**Task to carry out**
Pick out each line of the records that includes the string "object", and copy it.

Dataset listings of figures:
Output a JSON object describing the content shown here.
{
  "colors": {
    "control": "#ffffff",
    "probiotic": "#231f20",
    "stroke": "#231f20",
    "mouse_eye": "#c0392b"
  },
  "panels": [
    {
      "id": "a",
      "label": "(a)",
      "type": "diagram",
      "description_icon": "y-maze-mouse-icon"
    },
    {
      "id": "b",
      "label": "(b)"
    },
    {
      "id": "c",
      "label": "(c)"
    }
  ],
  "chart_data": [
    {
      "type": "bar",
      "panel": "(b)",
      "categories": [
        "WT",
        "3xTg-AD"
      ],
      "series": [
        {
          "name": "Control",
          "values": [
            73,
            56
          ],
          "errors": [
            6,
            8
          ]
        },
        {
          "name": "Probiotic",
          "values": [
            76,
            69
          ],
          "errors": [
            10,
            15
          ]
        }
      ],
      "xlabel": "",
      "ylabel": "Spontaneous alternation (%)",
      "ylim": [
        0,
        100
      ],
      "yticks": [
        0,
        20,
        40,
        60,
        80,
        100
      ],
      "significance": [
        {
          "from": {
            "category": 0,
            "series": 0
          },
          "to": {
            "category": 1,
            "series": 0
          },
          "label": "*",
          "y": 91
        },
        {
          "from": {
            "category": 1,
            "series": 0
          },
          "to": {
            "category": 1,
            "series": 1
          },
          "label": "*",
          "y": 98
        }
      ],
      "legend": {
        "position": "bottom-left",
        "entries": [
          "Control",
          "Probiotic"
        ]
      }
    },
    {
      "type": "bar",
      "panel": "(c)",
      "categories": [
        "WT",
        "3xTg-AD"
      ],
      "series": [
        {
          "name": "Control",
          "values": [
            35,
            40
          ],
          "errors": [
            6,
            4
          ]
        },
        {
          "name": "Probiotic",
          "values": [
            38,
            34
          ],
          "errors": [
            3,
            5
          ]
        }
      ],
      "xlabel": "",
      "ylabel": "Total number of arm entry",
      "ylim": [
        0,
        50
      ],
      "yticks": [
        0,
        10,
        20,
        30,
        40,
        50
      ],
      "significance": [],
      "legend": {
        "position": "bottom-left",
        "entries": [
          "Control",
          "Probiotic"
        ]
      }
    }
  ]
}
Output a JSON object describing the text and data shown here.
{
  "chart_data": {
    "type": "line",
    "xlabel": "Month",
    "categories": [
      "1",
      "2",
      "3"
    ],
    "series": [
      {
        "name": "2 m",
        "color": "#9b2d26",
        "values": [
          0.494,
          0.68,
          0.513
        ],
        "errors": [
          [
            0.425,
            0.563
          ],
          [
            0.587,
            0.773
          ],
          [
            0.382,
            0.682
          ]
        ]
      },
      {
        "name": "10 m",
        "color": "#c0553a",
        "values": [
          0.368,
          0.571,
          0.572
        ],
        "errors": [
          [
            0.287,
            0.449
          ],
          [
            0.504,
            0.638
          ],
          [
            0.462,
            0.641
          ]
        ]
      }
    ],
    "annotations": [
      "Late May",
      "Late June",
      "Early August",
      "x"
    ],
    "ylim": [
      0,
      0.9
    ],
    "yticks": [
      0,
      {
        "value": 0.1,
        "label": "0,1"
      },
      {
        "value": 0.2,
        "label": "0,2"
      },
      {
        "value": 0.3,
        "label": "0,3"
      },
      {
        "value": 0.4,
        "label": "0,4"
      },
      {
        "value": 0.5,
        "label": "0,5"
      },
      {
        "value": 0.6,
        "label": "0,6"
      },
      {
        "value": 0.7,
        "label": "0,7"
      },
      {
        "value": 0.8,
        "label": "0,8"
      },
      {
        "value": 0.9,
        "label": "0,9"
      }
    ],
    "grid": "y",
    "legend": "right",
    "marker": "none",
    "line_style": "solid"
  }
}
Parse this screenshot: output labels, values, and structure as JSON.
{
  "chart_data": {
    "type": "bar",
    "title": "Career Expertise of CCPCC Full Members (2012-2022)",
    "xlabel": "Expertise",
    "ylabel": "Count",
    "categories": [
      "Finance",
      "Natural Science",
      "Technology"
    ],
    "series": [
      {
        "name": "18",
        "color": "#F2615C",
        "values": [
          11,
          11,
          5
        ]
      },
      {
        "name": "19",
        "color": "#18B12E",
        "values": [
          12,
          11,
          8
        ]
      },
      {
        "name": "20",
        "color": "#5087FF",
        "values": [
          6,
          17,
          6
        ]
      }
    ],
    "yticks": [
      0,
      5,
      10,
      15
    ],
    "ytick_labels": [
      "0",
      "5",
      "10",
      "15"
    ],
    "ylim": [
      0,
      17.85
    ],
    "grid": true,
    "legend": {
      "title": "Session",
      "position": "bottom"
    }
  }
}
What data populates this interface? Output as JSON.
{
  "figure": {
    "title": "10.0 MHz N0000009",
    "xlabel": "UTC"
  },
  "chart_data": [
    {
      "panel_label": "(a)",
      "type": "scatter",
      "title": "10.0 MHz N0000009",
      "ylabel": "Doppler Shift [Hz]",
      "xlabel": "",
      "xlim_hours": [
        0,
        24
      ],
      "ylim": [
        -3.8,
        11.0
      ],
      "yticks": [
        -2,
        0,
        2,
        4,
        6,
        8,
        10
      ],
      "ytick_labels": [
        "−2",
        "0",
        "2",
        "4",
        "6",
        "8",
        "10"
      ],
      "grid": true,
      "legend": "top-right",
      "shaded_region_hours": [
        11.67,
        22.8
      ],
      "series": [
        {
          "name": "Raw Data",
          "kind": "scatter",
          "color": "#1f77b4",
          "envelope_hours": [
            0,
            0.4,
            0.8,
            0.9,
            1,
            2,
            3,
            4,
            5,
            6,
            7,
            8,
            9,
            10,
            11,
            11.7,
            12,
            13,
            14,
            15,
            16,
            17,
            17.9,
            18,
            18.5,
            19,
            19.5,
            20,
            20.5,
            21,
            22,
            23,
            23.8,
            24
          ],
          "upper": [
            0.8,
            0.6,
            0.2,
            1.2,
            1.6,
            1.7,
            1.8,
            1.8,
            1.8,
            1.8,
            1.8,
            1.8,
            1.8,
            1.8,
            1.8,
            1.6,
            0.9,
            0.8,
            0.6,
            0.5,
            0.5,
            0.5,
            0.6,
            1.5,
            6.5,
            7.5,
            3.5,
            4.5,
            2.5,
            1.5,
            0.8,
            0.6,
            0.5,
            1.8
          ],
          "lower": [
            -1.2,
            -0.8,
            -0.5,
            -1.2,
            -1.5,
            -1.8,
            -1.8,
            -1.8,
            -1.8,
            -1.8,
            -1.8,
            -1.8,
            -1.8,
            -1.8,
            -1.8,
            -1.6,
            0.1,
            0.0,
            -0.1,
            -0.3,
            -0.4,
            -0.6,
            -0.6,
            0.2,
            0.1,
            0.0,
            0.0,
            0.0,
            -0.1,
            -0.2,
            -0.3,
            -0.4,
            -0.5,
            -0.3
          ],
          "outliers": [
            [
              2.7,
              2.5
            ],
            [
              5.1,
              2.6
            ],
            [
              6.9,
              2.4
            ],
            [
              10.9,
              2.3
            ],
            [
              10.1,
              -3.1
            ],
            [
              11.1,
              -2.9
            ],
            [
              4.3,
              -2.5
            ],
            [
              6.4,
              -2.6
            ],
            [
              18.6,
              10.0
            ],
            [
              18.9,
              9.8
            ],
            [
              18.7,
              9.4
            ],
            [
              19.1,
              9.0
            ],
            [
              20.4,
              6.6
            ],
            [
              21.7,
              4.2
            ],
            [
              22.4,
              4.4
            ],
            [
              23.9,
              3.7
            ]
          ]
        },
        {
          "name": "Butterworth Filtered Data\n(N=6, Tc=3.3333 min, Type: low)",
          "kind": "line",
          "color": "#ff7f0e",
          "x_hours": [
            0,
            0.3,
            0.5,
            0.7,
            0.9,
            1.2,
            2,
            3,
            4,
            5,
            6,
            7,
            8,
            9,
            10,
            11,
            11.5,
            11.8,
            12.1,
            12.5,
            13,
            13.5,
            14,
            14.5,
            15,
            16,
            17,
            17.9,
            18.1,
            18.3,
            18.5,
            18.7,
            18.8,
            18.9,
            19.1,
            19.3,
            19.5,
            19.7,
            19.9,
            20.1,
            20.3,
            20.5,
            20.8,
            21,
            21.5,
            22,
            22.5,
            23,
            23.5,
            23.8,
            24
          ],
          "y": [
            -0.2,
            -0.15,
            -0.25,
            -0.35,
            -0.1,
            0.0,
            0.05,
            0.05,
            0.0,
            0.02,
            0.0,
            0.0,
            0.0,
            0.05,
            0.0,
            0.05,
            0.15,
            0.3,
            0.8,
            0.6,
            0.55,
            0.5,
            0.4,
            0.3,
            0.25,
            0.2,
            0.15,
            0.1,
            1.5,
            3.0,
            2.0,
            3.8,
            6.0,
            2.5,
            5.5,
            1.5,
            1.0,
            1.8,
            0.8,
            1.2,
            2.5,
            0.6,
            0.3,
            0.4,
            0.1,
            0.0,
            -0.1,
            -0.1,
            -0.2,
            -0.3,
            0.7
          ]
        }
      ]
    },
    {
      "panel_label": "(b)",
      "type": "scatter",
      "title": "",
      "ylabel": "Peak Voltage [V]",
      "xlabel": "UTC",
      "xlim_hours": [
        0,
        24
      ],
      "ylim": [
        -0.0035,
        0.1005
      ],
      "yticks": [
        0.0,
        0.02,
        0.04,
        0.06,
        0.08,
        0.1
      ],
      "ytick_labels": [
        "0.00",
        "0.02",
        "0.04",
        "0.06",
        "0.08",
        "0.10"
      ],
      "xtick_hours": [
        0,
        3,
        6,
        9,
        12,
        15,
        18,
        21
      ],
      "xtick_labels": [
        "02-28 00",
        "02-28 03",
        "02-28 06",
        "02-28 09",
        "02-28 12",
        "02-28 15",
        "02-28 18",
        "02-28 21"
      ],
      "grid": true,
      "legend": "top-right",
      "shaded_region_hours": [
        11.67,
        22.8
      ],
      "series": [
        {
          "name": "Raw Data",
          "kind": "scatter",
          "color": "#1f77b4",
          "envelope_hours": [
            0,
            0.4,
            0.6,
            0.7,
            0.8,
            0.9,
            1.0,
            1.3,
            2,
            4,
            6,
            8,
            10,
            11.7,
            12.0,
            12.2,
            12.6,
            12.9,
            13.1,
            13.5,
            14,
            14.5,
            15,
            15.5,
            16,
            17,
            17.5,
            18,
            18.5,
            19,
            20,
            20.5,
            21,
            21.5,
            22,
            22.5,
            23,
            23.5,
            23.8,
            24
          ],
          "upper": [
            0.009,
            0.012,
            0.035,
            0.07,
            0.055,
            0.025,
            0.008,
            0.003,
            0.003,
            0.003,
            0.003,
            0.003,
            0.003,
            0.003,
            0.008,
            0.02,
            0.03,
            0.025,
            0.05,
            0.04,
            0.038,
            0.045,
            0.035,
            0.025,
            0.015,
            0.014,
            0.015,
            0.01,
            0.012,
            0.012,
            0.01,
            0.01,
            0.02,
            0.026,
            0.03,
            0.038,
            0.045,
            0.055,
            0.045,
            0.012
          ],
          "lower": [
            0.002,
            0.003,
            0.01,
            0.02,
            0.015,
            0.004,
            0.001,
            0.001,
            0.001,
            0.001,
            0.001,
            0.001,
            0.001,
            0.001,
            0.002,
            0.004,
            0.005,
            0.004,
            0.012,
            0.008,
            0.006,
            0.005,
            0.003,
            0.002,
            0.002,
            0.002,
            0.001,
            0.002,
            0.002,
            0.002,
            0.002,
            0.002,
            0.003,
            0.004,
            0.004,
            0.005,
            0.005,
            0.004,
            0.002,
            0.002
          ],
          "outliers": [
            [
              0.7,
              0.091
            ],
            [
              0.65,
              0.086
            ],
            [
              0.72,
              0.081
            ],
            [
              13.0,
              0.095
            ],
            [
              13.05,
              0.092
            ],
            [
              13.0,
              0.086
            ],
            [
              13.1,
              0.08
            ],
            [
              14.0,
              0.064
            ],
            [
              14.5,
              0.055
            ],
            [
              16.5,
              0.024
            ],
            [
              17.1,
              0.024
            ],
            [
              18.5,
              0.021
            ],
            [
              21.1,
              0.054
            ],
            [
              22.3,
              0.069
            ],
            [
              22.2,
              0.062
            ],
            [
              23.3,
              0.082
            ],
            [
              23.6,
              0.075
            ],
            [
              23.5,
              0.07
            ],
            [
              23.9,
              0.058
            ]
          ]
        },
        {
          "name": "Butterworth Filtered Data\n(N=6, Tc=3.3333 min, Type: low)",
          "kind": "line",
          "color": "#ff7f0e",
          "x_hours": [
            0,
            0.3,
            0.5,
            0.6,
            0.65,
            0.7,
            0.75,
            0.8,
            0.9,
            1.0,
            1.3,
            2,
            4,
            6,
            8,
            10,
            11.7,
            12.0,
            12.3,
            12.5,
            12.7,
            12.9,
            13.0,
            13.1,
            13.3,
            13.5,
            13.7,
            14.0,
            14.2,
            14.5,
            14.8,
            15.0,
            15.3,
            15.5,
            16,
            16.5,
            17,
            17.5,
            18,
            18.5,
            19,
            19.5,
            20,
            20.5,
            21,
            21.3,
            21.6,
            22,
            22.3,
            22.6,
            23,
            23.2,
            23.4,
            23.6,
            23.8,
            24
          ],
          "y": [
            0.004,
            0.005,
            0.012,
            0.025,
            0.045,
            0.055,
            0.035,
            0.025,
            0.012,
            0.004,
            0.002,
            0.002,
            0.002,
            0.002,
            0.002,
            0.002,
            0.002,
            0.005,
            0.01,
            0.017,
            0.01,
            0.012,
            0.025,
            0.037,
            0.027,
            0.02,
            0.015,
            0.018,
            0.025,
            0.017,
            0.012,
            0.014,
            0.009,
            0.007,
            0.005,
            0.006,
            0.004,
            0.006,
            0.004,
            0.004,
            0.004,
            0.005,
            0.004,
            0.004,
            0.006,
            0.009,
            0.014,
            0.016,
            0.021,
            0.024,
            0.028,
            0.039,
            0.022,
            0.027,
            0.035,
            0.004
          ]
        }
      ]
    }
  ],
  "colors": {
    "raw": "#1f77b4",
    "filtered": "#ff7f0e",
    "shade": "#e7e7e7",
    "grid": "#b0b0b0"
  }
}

**Output for this exercise**
Output a JSON object describing the content shown here.
Output a JSON object describing the text and data shown here.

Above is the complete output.